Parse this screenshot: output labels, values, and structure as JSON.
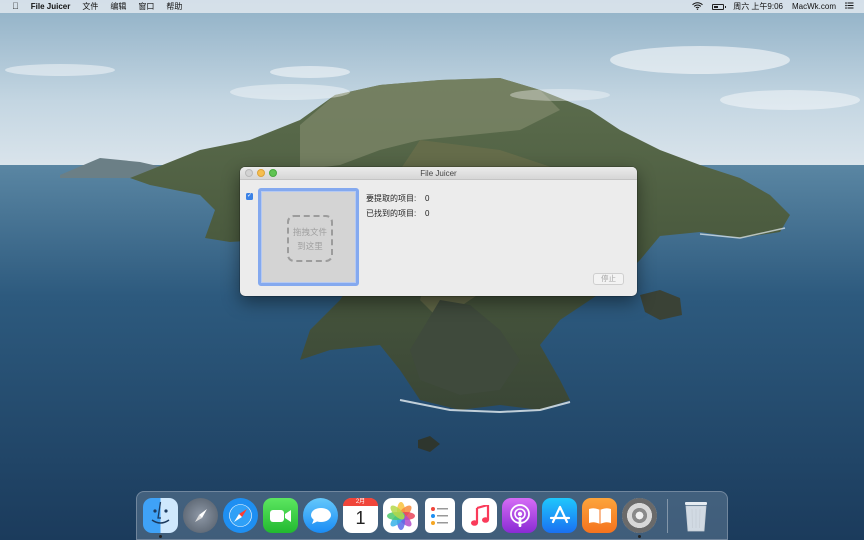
{
  "menubar": {
    "app_name": "File Juicer",
    "menus": [
      "文件",
      "编辑",
      "窗口",
      "帮助"
    ],
    "clock": "周六 上午9:06",
    "site": "MacWk.com"
  },
  "window": {
    "title": "File Juicer",
    "dropzone_line1": "拖拽文件",
    "dropzone_line2": "到这里",
    "stats": [
      {
        "label": "要提取的项目:",
        "value": "0"
      },
      {
        "label": "已找到的项目:",
        "value": "0"
      }
    ],
    "stop_label": "停止",
    "checkbox_checked": true
  },
  "dock": {
    "calendar_month": "2月",
    "calendar_day": "1",
    "icons": [
      "finder-icon",
      "launchpad-icon",
      "safari-icon",
      "facetime-icon",
      "messages-icon",
      "calendar-icon",
      "photos-icon",
      "reminders-icon",
      "music-icon",
      "podcasts-icon",
      "app-store-icon",
      "books-icon",
      "file-juicer-icon",
      "trash-icon"
    ]
  },
  "colors": {
    "accent": "#3b82e6",
    "dropzone_border": "#84a9ef"
  }
}
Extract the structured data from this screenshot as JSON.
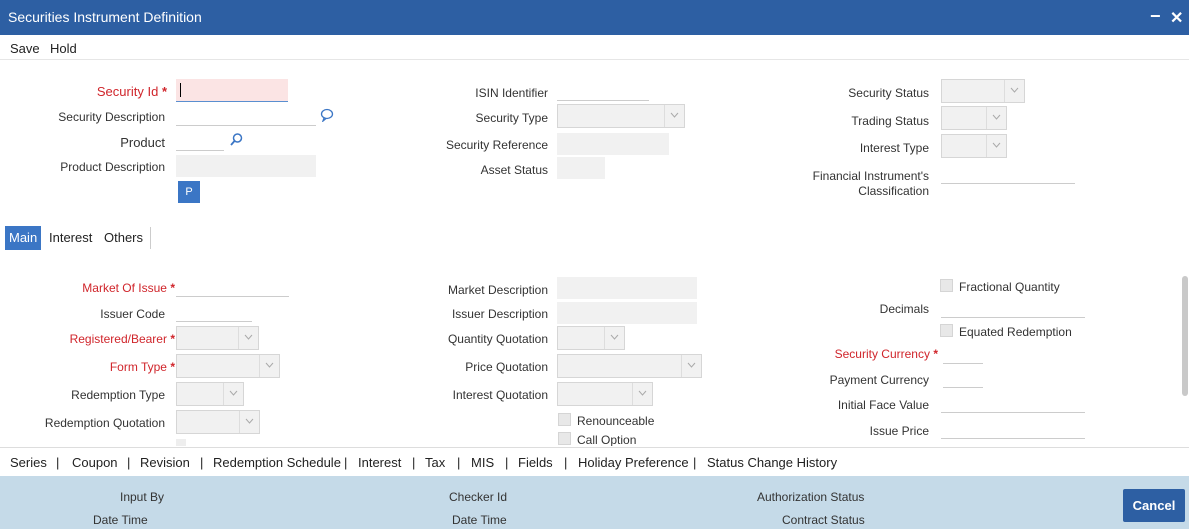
{
  "window": {
    "title": "Securities Instrument Definition",
    "minimize": "−",
    "close": "✕"
  },
  "menu": {
    "save": "Save",
    "hold": "Hold"
  },
  "header": {
    "security_id": "Security Id",
    "security_description": "Security Description",
    "product": "Product",
    "product_description": "Product Description",
    "p_button": "P",
    "isin_identifier": "ISIN Identifier",
    "security_type": "Security Type",
    "security_reference": "Security Reference",
    "asset_status": "Asset Status",
    "security_status": "Security Status",
    "trading_status": "Trading Status",
    "interest_type": "Interest Type",
    "fin_class_line1": "Financial Instrument's",
    "fin_class_line2": "Classification",
    "required_marker": "*"
  },
  "tabs": {
    "main": "Main",
    "interest": "Interest",
    "others": "Others"
  },
  "main": {
    "market_of_issue": "Market Of Issue",
    "issuer_code": "Issuer Code",
    "registered_bearer": "Registered/Bearer",
    "form_type": "Form Type",
    "redemption_type": "Redemption Type",
    "redemption_quotation": "Redemption Quotation",
    "market_description": "Market Description",
    "issuer_description": "Issuer Description",
    "quantity_quotation": "Quantity Quotation",
    "price_quotation": "Price Quotation",
    "interest_quotation": "Interest Quotation",
    "renounceable": "Renounceable",
    "call_option": "Call Option",
    "fractional_quantity": "Fractional Quantity",
    "decimals": "Decimals",
    "equated_redemption": "Equated Redemption",
    "security_currency": "Security Currency",
    "payment_currency": "Payment Currency",
    "initial_face_value": "Initial Face Value",
    "issue_price": "Issue Price"
  },
  "subscreens": [
    "Series",
    "Coupon",
    "Revision",
    "Redemption Schedule",
    "Interest",
    "Tax",
    "MIS",
    "Fields",
    "Holiday Preference",
    "Status Change History"
  ],
  "separator": "|",
  "footer": {
    "input_by": "Input By",
    "date_time": "Date Time",
    "checker_id": "Checker Id",
    "date_time_2": "Date Time",
    "authorization_status": "Authorization Status",
    "contract_status": "Contract Status",
    "cancel": "Cancel"
  },
  "colors": {
    "titlebar": "#2d5fa3",
    "required": "#d0252b",
    "footer": "#c5dae8",
    "accent": "#3b76c5"
  }
}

*****

» **Exercise**: Transcribe the listing in full and omit the pictures.

» **Output for this exercise**:
Parse this screenshot: output labels, values, and structure as JSON.
{
  "menubar": {
    "app_name": "File Juicer",
    "menus": [
      "文件",
      "编辑",
      "窗口",
      "帮助"
    ],
    "clock": "周六 上午9:06",
    "site": "MacWk.com"
  },
  "window": {
    "title": "File Juicer",
    "dropzone_line1": "拖拽文件",
    "dropzone_line2": "到这里",
    "stats": [
      {
        "label": "要提取的项目:",
        "value": "0"
      },
      {
        "label": "已找到的项目:",
        "value": "0"
      }
    ],
    "stop_label": "停止",
    "checkbox_checked": true
  },
  "dock": {
    "calendar_month": "2月",
    "calendar_day": "1",
    "icons": [
      "finder-icon",
      "launchpad-icon",
      "safari-icon",
      "facetime-icon",
      "messages-icon",
      "calendar-icon",
      "photos-icon",
      "reminders-icon",
      "music-icon",
      "podcasts-icon",
      "app-store-icon",
      "books-icon",
      "file-juicer-icon",
      "trash-icon"
    ]
  },
  "colors": {
    "accent": "#3b82e6",
    "dropzone_border": "#84a9ef"
  }
}
Extract the structured data from this screenshot as JSON.
{
  "window": {
    "title": "Securities Instrument Definition",
    "minimize": "−",
    "close": "✕"
  },
  "menu": {
    "save": "Save",
    "hold": "Hold"
  },
  "header": {
    "security_id": "Security Id",
    "security_description": "Security Description",
    "product": "Product",
    "product_description": "Product Description",
    "p_button": "P",
    "isin_identifier": "ISIN Identifier",
    "security_type": "Security Type",
    "security_reference": "Security Reference",
    "asset_status": "Asset Status",
    "security_status": "Security Status",
    "trading_status": "Trading Status",
    "interest_type": "Interest Type",
    "fin_class_line1": "Financial Instrument's",
    "fin_class_line2": "Classification",
    "required_marker": "*"
  },
  "tabs": {
    "main": "Main",
    "interest": "Interest",
    "others": "Others"
  },
  "main": {
    "market_of_issue": "Market Of Issue",
    "issuer_code": "Issuer Code",
    "registered_bearer": "Registered/Bearer",
    "form_type": "Form Type",
    "redemption_type": "Redemption Type",
    "redemption_quotation": "Redemption Quotation",
    "market_description": "Market Description",
    "issuer_description": "Issuer Description",
    "quantity_quotation": "Quantity Quotation",
    "price_quotation": "Price Quotation",
    "interest_quotation": "Interest Quotation",
    "renounceable": "Renounceable",
    "call_option": "Call Option",
    "fractional_quantity": "Fractional Quantity",
    "decimals": "Decimals",
    "equated_redemption": "Equated Redemption",
    "security_currency": "Security Currency",
    "payment_currency": "Payment Currency",
    "initial_face_value": "Initial Face Value",
    "issue_price": "Issue Price"
  },
  "subscreens": [
    "Series",
    "Coupon",
    "Revision",
    "Redemption Schedule",
    "Interest",
    "Tax",
    "MIS",
    "Fields",
    "Holiday Preference",
    "Status Change History"
  ],
  "separator": "|",
  "footer": {
    "input_by": "Input By",
    "date_time": "Date Time",
    "checker_id": "Checker Id",
    "date_time_2": "Date Time",
    "authorization_status": "Authorization Status",
    "contract_status": "Contract Status",
    "cancel": "Cancel"
  },
  "colors": {
    "titlebar": "#2d5fa3",
    "required": "#d0252b",
    "footer": "#c5dae8",
    "accent": "#3b76c5"
  }
}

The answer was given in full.